Start of SELECTED TEXT


    Who can sign an MTA? 

    MTAs can only be signed by an authorised UCL signatory in line with UCL’s Delegated Authorities.

    The Research and Innovation Services (RIS) team makes sure the terms and conditions of the MTA are suitable for the transfer of the materials.  

    Any unauthorised employee who executes an MTA may face disciplinary action. 

    How long does UCL take to complete an MTA? 

    Most MTAs can be completed within 90 days. However, the length of time depends on the responsiveness and negotiating stance of the recipient organisation.

    Additional negotiation  

    If your MTA has any of the following considerations, this may require negotiation and increase the amount of time it takes to sign the agreement. 

    • Commercial licenses which will need UCL Business' input into the terms 
    • MTAs for "state-of-the-art" materials  
    • For-profit entities  
    • Where UCL is charging a fee or paying a fee for the materials  
    • Publication rights  
    • Intellectual property (IP) rights  
    • Inventorship 
    • Governing law 
    • Warranties  
    • Indemnities  
    • IP clauses which include ownership of non-severable modifications and improvements to the materials 
    • Revenue sharing of non-severable modifications and improvements to the materials 

    Conflicts and disagreement 

    Should there be a conflict between the terms of the MTA and funding terms and conditions, Research and Innovation Services (RIS) will advise the UCL researcher to request written approval from the funding body to deviate from the funding terms and conditions.  

    The UCL researcher will need to create a new Worktribe contract request and include the above-written approval.

End of SELECTED TEXT
Start of EXCERPTED DATA

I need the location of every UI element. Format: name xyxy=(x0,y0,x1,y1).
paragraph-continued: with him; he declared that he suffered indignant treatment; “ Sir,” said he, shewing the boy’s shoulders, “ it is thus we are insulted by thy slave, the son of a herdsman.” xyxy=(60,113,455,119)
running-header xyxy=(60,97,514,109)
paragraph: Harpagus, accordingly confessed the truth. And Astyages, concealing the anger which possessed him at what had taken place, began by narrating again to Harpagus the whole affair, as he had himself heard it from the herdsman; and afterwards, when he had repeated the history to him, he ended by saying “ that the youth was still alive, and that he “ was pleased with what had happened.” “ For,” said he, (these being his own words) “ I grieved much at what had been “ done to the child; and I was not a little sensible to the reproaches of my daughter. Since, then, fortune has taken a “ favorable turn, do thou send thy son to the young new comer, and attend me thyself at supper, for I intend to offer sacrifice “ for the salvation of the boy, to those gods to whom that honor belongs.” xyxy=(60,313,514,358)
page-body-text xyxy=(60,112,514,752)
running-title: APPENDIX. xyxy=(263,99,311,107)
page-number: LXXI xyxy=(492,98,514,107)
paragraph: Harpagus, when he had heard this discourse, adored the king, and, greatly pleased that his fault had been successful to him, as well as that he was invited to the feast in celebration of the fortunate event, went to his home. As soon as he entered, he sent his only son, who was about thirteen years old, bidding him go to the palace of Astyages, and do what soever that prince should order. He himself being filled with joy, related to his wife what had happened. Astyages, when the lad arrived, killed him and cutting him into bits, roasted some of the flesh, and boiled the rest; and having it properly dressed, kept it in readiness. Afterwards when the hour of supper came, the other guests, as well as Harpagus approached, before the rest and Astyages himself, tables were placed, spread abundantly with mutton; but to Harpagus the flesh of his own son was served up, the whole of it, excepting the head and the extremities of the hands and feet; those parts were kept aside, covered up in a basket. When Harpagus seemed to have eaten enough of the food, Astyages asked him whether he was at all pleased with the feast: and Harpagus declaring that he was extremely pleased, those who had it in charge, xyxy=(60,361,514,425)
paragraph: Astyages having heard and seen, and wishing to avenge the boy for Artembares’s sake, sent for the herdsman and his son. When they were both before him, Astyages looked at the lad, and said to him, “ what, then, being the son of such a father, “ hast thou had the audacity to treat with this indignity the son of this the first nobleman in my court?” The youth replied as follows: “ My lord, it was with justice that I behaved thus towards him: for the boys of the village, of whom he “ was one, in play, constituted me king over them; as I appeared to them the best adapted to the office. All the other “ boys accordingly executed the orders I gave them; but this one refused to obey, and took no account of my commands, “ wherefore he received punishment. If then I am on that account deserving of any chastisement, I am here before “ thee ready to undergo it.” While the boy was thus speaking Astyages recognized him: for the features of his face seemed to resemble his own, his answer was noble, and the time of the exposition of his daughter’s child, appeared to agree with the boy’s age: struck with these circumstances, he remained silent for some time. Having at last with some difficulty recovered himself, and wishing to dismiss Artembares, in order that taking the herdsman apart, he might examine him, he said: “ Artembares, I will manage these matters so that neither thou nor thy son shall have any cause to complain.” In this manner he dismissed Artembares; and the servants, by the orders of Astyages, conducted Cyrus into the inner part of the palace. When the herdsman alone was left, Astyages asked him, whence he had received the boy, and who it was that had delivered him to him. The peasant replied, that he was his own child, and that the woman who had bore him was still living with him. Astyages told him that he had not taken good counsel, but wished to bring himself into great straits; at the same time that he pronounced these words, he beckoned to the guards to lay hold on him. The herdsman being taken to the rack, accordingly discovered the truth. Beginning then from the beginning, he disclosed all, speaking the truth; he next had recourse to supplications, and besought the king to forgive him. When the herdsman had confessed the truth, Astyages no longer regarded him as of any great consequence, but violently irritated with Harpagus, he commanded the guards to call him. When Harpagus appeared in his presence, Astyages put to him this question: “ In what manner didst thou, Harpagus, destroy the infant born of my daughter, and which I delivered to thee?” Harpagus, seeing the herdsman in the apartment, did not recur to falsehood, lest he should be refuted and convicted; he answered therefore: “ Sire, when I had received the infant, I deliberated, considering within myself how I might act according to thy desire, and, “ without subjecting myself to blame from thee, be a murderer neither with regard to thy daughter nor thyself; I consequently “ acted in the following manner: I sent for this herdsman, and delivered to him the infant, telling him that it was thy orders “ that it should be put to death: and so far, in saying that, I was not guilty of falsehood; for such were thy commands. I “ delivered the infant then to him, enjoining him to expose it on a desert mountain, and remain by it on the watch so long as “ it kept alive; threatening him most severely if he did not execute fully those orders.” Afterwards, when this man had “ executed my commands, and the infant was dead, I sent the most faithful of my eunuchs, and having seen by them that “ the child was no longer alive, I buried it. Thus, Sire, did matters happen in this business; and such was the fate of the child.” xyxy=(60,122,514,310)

End of EXCERPTED DATA

**QUESTIONS:**
#1 According to the MTA guidance, within how many days can most MTAs be completed?
#2 Repeat the part of the MTA guidance starting at "MTAs can only be" and ending at "may face disciplinary action.".
#3 Pick up the MTA guidance after its last sentence and continue it.

**ANSWER SECTION:**
#1 Most MTAs can be completed within 90 days.

#2
MTAs can only be signed by an authorised UCL signatory in line with UCL’s Delegated Authorities.

    The Research and Innovation Services (RIS) team makes sure the terms and conditions of the MTA are suitable for the transfer of the materials.  

    Any unauthorised employee who executes an MTA may face disciplinary action.

#3
    RIS will then agree to a formal amendment to the funding terms and conditions to reflect the change.   

    How to request an MTA  

    If you require an MTA, the process begins with the completion of either the MTA or DTA Incoming/Outgoing form, to be included with the submission of a Worktribe contract request.


    For clinical trials/studies MTAs, contact the UCLH/UCL Joint Research Office who are responsible for negotiating, approving and signing agreements relating to clinical trials/studies. 

    For material transfers where UCL is charging another party for a service, contact UCL Consultants.

     To use the Addgene service, you should request or deposit your materials in the usual way.

    The process for incoming and outgoing MTAs is the same:

    1. Once you have identified you require an MTA, inform your Research Group Leader
    2. Read UCL’s MTA policy (UCL login required)
    3. If you are requesting an Incoming MTA or DTA, please complete the Incoming MTA form. If you are requesting an Outgoing MTA/DTA, please complete the Outgoing MTA form. 
    4. Complete a Data Protection Impact Assessment (DPIA), where the material includes or is for pseudonymised or personal data
    5. Ensure you have appropriate ethical approval. Material transfer (including data transfers) commonly requires specific ethical approval and assessment, including transfer of Human tissue ethics and Human tissue integrityAnimal research at UCL, and Biological Services 
    6. Create a contract request in Worktribe and upload all relevant documentation and information related to the MTA.
      Where it is linked to a current project, ensure that the Worktribe contract request is linked to the project in Worktribe (see exceptions above)
    7. You will receive a notification from the contracts team once your MTA has been approved.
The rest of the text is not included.